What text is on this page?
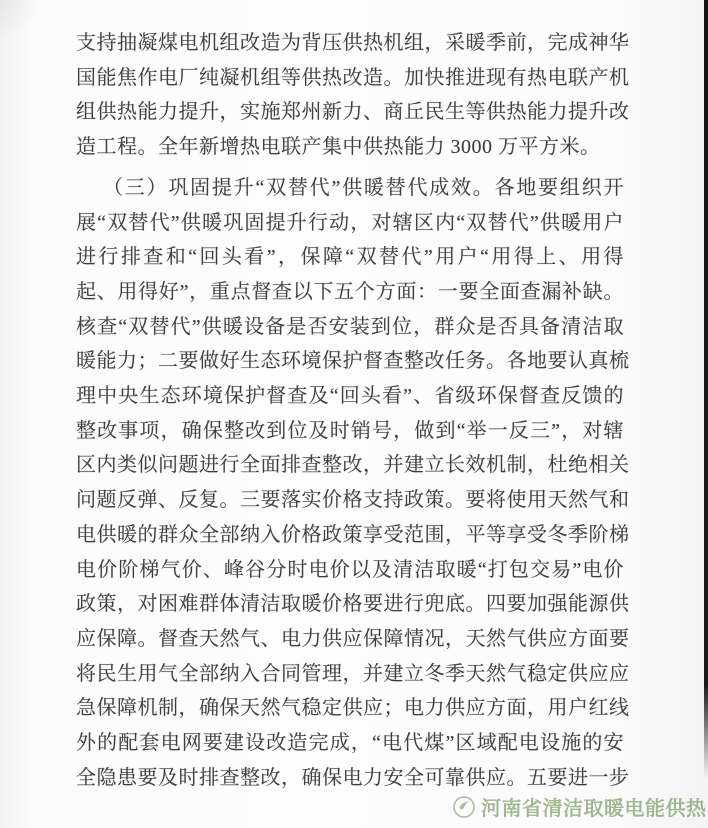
支持抽凝煤电机组改造为背压供热机组，采暖季前，完成神华
国能焦作电厂纯凝机组等供热改造。加快推进现有热电联产机
组供热能力提升，实施郑州新力、商丘民生等供热能力提升改
造工程。全年新增热电联产集中供热能力 3000 万平方米。
（三）巩固提升“双替代”供暖替代成效。各地要组织开
展“双替代”供暖巩固提升行动，对辖区内“双替代”供暖用户
进行排查和“回头看”，保障“双替代”用户“用得上、用得
起、用得好”，重点督查以下五个方面：一要全面查漏补缺。
核查“双替代”供暖设备是否安装到位，群众是否具备清洁取
暖能力；二要做好生态环境保护督查整改任务。各地要认真梳
理中央生态环境保护督查及“回头看”、省级环保督查反馈的
整改事项，确保整改到位及时销号，做到“举一反三”，对辖
区内类似问题进行全面排查整改，并建立长效机制，杜绝相关
问题反弹、反复。三要落实价格支持政策。要将使用天然气和
电供暖的群众全部纳入价格政策享受范围，平等享受冬季阶梯
电价阶梯气价、峰谷分时电价以及清洁取暖“打包交易”电价
政策，对困难群体清洁取暖价格要进行兜底。四要加强能源供
应保障。督查天然气、电力供应保障情况，天然气供应方面要
将民生用气全部纳入合同管理，并建立冬季天然气稳定供应应
急保障机制，确保天然气稳定供应；电力供应方面，用户红线
外的配套电网要建设改造完成，“电代煤”区域配电设施的安
全隐患要及时排查整改，确保电力安全可靠供应。五要进一步
河南省清洁取暖电能供热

__________________________________________________

What this task involves -> Working from the lines above, reproduce the material exactly and exclude its pictures.

Written answer ->
What text is on this page?
支持抽凝煤电机组改造为背压供热机组，采暖季前，完成神华
国能焦作电厂纯凝机组等供热改造。加快推进现有热电联产机
组供热能力提升，实施郑州新力、商丘民生等供热能力提升改
造工程。全年新增热电联产集中供热能力 3000 万平方米。
（三）巩固提升“双替代”供暖替代成效。各地要组织开
展“双替代”供暖巩固提升行动，对辖区内“双替代”供暖用户
进行排查和“回头看”，保障“双替代”用户“用得上、用得
起、用得好”，重点督查以下五个方面：一要全面查漏补缺。
核查“双替代”供暖设备是否安装到位，群众是否具备清洁取
暖能力；二要做好生态环境保护督查整改任务。各地要认真梳
理中央生态环境保护督查及“回头看”、省级环保督查反馈的
整改事项，确保整改到位及时销号，做到“举一反三”，对辖
区内类似问题进行全面排查整改，并建立长效机制，杜绝相关
问题反弹、反复。三要落实价格支持政策。要将使用天然气和
电供暖的群众全部纳入价格政策享受范围，平等享受冬季阶梯
电价阶梯气价、峰谷分时电价以及清洁取暖“打包交易”电价
政策，对困难群体清洁取暖价格要进行兜底。四要加强能源供
应保障。督查天然气、电力供应保障情况，天然气供应方面要
将民生用气全部纳入合同管理，并建立冬季天然气稳定供应应
急保障机制，确保天然气稳定供应；电力供应方面，用户红线
外的配套电网要建设改造完成，“电代煤”区域配电设施的安
全隐患要及时排查整改，确保电力安全可靠供应。五要进一步
河南省清洁取暖电能供热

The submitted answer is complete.